- **TASK STATEMENT**: Within the material below, find each line bearing the word "platepar" and present it.

━━━ PROVIDED RECORDS

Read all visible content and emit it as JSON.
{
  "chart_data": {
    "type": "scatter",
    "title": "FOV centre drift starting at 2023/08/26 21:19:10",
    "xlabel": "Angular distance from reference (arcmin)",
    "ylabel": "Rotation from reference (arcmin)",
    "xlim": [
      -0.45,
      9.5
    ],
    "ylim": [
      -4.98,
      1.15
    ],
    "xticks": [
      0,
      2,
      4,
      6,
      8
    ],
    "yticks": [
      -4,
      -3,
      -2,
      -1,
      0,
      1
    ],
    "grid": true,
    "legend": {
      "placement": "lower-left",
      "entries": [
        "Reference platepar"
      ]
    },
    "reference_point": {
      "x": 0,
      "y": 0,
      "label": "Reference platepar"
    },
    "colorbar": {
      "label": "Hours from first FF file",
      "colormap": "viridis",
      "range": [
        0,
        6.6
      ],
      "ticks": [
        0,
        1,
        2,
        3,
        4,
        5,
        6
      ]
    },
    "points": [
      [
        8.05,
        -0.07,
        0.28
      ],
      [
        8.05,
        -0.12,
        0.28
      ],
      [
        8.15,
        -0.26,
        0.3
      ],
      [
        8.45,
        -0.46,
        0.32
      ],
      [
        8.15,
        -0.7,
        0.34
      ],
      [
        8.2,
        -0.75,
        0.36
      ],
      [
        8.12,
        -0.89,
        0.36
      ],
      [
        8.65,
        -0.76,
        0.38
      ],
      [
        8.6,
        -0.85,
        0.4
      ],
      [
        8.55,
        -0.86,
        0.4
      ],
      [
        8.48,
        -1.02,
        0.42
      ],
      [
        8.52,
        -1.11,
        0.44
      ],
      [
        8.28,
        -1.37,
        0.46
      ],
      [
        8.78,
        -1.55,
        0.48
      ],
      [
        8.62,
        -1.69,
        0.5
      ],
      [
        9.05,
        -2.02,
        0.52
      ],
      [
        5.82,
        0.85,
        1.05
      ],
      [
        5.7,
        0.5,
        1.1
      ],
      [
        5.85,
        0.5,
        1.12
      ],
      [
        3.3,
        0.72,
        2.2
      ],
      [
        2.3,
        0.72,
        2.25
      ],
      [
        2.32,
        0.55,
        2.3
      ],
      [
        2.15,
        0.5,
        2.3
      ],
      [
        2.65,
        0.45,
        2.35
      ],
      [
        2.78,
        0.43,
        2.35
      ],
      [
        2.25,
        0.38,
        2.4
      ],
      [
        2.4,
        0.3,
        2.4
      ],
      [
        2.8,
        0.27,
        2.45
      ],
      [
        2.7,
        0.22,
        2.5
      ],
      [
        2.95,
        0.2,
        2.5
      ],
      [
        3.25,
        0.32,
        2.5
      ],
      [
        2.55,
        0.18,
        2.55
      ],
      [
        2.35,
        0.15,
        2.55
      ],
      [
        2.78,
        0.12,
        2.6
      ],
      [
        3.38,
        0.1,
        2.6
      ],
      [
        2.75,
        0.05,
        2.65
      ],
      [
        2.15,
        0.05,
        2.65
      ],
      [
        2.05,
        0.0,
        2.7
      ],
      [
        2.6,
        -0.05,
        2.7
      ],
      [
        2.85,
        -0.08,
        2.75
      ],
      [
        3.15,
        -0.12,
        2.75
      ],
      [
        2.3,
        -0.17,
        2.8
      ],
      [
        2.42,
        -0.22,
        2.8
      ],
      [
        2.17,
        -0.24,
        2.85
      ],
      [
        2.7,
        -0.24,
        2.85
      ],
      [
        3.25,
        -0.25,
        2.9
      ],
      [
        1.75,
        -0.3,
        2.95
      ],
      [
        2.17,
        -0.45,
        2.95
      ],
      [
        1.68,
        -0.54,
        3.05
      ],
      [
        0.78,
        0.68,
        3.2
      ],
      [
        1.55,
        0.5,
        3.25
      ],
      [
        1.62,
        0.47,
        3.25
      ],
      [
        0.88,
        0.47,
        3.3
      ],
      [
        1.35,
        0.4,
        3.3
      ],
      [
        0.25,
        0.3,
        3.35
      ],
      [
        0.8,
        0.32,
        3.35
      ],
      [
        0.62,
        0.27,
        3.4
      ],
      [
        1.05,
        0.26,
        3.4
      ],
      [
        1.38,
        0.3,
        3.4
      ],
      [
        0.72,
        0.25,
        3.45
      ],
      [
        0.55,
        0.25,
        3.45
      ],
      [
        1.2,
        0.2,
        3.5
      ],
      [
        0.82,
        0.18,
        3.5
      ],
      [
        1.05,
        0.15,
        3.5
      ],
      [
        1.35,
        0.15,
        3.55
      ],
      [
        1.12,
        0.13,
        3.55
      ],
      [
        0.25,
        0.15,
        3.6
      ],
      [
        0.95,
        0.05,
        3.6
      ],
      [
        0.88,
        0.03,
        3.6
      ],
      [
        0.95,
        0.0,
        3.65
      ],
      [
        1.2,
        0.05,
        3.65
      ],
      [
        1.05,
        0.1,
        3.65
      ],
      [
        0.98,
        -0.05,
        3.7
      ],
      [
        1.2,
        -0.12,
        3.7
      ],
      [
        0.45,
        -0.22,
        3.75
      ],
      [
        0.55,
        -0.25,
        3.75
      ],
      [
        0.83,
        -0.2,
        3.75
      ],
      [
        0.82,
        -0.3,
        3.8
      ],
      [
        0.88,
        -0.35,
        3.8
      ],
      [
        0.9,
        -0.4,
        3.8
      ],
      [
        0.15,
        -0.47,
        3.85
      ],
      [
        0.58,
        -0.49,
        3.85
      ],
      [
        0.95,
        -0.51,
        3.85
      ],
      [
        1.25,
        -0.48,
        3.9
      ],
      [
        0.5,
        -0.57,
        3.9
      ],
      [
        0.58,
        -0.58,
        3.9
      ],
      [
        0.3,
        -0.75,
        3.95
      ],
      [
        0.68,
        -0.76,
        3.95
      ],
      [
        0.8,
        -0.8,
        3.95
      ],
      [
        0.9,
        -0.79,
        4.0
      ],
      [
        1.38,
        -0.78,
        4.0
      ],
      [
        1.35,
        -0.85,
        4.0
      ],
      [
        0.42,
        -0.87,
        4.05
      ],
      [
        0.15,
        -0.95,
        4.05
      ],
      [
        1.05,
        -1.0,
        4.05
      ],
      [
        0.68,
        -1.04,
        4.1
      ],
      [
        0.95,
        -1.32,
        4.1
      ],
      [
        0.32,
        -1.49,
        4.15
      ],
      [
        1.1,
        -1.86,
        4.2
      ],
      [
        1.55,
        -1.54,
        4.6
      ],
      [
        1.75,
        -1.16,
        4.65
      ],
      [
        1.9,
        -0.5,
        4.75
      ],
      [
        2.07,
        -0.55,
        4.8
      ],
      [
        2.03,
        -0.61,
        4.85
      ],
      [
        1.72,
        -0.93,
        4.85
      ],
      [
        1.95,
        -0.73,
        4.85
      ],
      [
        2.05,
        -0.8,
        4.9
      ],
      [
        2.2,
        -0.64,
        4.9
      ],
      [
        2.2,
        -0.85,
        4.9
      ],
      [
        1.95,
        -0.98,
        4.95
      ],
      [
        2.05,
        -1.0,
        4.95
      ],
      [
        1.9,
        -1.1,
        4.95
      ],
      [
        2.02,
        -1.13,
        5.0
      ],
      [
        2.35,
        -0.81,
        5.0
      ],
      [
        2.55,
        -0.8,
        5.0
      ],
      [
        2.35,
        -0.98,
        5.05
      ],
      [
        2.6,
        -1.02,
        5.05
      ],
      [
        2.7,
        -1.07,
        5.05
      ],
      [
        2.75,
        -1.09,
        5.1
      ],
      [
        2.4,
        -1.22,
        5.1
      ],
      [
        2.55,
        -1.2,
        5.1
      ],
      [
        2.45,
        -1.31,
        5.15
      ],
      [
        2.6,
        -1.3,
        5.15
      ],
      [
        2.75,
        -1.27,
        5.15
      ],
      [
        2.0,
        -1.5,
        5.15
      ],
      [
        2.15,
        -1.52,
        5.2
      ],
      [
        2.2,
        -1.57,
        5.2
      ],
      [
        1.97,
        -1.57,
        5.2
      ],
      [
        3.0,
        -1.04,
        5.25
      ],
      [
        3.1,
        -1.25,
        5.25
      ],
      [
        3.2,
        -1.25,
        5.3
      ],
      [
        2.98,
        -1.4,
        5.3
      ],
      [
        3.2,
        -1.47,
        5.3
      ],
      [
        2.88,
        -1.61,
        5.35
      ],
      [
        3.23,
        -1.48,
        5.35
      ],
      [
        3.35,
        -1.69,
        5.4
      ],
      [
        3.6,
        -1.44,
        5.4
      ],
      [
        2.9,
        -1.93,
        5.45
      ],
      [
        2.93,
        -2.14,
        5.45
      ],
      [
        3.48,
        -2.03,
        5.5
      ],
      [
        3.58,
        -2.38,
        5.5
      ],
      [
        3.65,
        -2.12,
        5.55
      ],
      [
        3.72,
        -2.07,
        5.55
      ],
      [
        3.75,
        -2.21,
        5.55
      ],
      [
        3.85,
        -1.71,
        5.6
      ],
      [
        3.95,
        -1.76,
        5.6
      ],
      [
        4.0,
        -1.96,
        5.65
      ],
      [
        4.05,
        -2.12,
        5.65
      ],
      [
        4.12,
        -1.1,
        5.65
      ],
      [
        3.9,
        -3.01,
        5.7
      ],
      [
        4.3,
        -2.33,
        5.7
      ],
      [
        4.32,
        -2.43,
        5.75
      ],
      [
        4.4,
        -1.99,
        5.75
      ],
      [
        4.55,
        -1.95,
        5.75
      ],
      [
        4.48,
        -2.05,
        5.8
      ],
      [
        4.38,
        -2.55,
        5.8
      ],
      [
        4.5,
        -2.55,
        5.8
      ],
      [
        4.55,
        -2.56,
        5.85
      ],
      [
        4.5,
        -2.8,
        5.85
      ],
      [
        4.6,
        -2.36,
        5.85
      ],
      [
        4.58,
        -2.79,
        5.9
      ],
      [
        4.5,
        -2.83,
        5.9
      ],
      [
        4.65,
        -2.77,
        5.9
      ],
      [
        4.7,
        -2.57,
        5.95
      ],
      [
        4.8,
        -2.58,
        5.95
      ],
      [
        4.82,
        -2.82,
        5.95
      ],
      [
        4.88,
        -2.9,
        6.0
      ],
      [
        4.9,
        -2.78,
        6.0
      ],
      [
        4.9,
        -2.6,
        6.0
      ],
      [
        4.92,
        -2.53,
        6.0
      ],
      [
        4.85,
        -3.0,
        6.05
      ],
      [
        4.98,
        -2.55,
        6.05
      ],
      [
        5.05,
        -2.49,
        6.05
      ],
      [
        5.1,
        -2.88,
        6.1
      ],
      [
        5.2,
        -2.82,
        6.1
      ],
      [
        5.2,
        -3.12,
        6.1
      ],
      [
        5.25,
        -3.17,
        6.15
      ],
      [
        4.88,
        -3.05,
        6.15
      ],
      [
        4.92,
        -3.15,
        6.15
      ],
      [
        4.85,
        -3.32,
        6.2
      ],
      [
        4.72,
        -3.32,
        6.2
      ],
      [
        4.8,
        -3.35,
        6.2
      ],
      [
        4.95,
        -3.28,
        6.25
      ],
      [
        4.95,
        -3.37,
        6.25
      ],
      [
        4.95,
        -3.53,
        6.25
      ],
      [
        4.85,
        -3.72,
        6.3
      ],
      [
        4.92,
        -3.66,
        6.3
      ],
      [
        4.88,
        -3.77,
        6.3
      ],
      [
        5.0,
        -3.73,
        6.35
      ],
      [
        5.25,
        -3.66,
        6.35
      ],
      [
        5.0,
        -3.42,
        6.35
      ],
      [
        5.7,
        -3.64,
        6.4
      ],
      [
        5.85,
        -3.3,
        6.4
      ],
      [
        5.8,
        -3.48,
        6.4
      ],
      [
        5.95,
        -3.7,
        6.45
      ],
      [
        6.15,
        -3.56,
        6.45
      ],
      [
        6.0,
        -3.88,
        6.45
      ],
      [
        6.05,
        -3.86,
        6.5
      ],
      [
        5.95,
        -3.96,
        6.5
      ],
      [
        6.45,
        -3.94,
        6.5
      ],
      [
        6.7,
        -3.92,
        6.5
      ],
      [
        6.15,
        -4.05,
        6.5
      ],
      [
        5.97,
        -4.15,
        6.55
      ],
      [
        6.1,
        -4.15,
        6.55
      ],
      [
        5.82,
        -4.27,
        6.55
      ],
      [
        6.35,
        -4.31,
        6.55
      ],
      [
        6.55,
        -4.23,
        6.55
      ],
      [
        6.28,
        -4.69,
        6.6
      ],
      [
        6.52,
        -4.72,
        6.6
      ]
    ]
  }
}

━━━━━━

- **FINAL RESULT**:
        "Reference platepar"
      "label": "Reference platepar"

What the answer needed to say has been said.